ACTIVITY |
In the entries below, find each line bearing the string "influencias" and copy it.

Page transcription entries |
· · · · ·

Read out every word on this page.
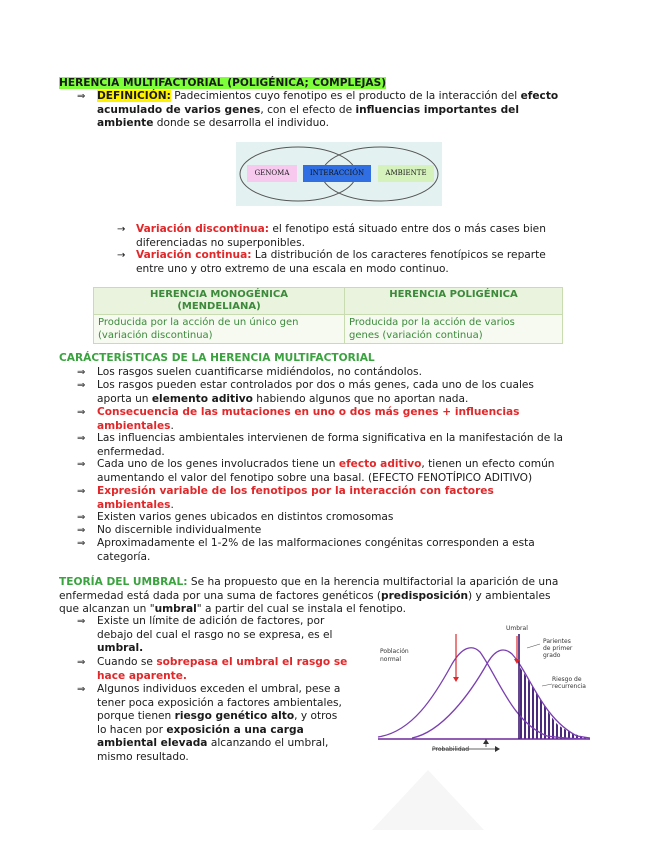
HERENCIA MULTIFACTORIAL (POLIGÉNICA; COMPLEJAS)
⇒ DEFINICIÓN: Padecimientos cuyo fenotipo es el producto de la interacción del efecto
acumulado de varios genes, con el efecto de influencias importantes del
ambiente donde se desarrolla el individuo.
GENOMA	INTERACCIÓN	AMBIENTE
→ Variación discontinua: el fenotipo está situado entre dos o más cases bien
diferenciadas no superponibles.
→ Variación continua: La distribución de los caracteres fenotípicos se reparte
entre uno y otro extremo de una escala en modo continuo.
HERENCIA MONOGÉNICA
(MENDELIANA)	HERENCIA POLIGÉNICA
Producida por la acción de un único gen
(variación discontinua)	Producida por la acción de varios
genes (variación continua)
CARÁCTERÍSTICAS DE LA HERENCIA MULTIFACTORIAL
⇒ Los rasgos suelen cuantificarse midiéndolos, no contándolos.
⇒ Los rasgos pueden estar controlados por dos o más genes, cada uno de los cuales
aporta un elemento aditivo habiendo algunos que no aportan nada.
⇒ Consecuencia de las mutaciones en uno o dos más genes + influencias
ambientales.
⇒ Las influencias ambientales intervienen de forma significativa en la manifestación de la
enfermedad.
⇒ Cada uno de los genes involucrados tiene un efecto aditivo, tienen un efecto común
aumentando el valor del fenotipo sobre una basal. (EFECTO FENOTÍPICO ADITIVO)
⇒ Expresión variable de los fenotipos por la interacción con factores
ambientales.
⇒ Existen varios genes ubicados en distintos cromosomas
⇒ No discernible individualmente
⇒ Aproximadamente el 1-2% de las malformaciones congénitas corresponden a esta
categoría.
TEORÍA DEL UMBRAL: Se ha propuesto que en la herencia multifactorial la aparición de una
enfermedad está dada por una suma de factores genéticos (predisposición) y ambientales
que alcanzan un "umbral" a partir del cual se instala el fenotipo.
⇒ Existe un límite de adición de factores, por
debajo del cual el rasgo no se expresa, es el
umbral.
⇒ Cuando se sobrepasa el umbral el rasgo se
hace aparente.
⇒ Algunos individuos exceden el umbral, pese a
tener poca exposición a factores ambientales,
porque tienen riesgo genético alto, y otros
lo hacen por exposición a una carga
ambiental elevada alcanzando el umbral,
mismo resultado.
Umbral
Población
normal
Parientes
de primer
grado
Riesgo de
recurrencia
Probabilidad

· · · · ·

WRITTEN ANSWER |
acumulado de varios genes, con el efecto de influencias importantes del
⇒ Consecuencia de las mutaciones en uno o dos más genes + influencias
⇒ Las influencias ambientales intervienen de forma significativa en la manifestación de la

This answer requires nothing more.